_Given records:_
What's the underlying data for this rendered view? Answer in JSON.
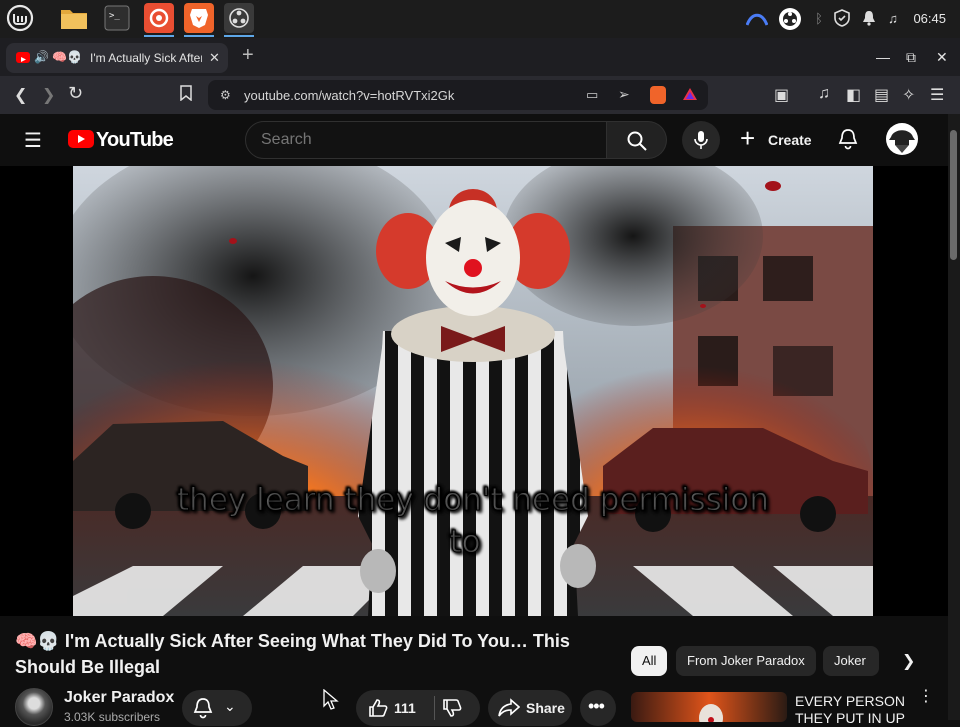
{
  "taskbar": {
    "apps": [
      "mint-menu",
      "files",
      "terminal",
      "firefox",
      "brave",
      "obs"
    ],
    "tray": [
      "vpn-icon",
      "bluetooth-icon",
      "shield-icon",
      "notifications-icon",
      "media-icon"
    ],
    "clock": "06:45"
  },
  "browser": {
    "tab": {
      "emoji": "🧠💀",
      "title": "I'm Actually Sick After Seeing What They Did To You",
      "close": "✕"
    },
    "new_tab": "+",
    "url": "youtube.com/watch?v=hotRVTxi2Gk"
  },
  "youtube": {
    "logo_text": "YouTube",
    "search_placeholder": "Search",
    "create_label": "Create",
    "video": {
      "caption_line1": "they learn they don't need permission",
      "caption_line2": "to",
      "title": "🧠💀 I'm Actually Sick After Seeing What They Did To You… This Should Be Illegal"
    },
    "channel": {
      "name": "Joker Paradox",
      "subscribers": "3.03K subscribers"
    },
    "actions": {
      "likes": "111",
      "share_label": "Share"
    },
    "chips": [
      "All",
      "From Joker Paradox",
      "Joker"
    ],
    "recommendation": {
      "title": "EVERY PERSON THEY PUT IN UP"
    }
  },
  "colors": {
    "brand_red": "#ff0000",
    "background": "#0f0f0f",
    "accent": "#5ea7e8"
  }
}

==

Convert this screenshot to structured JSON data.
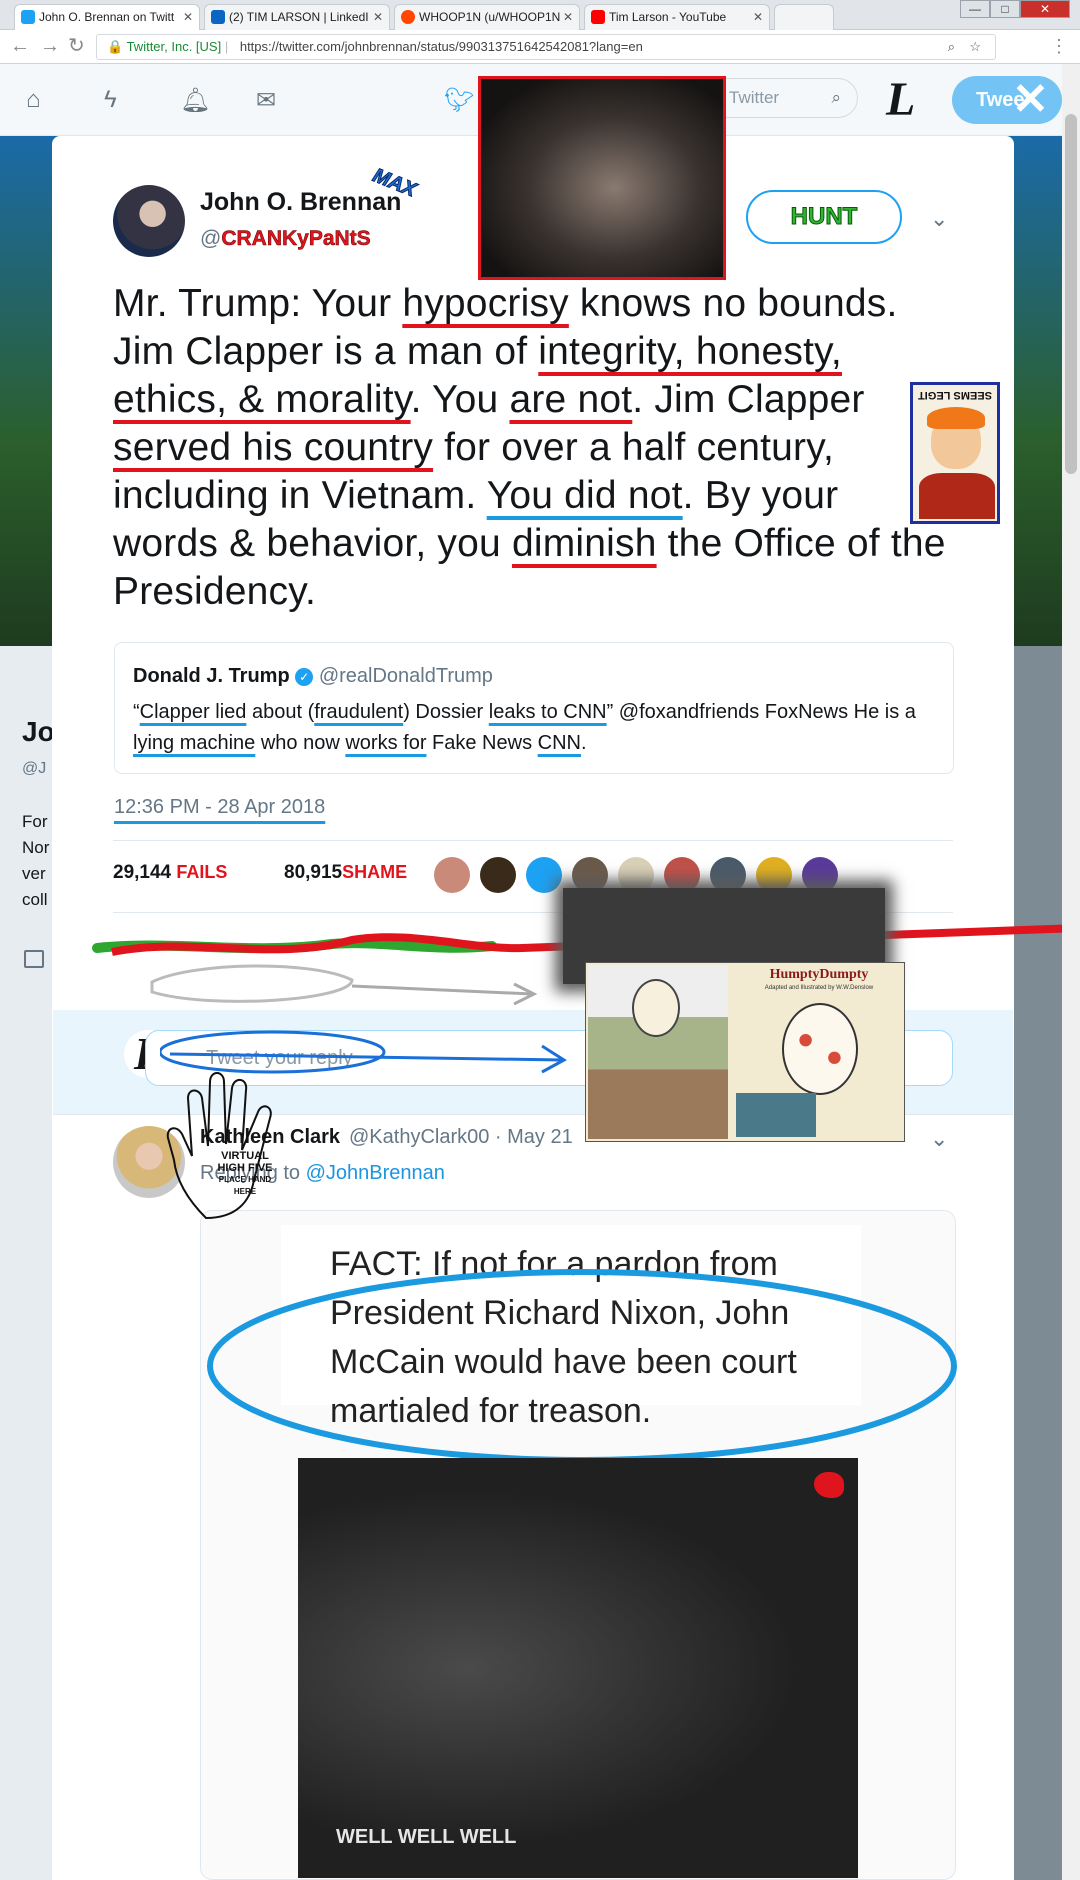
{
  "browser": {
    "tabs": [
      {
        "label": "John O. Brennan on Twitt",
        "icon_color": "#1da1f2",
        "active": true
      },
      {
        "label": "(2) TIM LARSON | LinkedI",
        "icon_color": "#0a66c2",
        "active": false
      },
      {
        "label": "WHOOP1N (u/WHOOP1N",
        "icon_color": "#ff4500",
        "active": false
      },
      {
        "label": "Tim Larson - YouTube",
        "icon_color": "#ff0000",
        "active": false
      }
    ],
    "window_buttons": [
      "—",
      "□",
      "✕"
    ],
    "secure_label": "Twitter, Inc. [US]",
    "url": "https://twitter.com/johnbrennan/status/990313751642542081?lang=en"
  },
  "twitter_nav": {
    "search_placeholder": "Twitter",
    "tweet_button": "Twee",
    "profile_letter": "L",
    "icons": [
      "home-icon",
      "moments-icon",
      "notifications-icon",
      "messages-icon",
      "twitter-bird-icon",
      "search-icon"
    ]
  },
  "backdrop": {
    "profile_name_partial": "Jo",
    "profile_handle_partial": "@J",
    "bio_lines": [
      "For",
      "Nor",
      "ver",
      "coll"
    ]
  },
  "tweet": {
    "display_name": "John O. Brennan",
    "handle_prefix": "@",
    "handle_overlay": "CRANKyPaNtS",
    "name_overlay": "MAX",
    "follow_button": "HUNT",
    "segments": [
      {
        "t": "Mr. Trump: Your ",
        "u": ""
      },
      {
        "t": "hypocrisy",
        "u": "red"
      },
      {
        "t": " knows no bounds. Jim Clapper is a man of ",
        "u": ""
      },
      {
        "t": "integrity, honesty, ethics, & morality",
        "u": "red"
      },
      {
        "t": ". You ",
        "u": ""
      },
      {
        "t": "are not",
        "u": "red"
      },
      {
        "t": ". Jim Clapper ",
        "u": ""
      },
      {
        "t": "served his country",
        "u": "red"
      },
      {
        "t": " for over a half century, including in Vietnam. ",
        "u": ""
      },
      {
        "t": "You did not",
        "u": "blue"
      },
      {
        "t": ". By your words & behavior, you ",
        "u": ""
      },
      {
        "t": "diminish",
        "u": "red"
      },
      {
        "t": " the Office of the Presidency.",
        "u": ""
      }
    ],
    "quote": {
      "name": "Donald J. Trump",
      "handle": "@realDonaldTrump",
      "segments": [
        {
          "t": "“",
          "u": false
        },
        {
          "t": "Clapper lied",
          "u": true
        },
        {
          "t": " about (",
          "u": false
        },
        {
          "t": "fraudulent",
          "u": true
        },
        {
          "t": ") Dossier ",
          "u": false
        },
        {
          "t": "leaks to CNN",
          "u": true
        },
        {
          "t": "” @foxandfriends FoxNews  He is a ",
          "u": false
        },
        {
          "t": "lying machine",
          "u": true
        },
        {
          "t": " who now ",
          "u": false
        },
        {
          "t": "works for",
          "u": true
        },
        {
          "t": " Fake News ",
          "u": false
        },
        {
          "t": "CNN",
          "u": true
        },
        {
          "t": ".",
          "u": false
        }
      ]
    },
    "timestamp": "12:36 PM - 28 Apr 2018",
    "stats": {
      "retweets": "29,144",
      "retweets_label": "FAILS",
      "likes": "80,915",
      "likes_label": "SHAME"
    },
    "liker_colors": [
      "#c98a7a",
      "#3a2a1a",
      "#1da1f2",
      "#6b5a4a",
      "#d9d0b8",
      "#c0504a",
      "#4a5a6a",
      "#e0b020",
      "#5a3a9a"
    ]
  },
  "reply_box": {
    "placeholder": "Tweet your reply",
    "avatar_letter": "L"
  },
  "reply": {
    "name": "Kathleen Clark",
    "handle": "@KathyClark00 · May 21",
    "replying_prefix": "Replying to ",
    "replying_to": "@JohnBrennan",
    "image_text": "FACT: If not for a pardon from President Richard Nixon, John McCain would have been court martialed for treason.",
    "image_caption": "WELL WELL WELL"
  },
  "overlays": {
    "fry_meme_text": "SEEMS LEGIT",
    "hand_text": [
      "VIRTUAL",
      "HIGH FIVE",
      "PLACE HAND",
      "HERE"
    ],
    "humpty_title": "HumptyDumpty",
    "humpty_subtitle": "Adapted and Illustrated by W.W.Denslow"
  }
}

_Brief:_ Search the lines above for the string "What" and copy each line that has it.

_Task answer:_
What's the underlying data for this rendered view? Answer in JSON.
      "title": "I'm Actually Sick After Seeing What They Did To You",
      "title": "🧠💀 I'm Actually Sick After Seeing What They Did To You… This Should Be Illegal"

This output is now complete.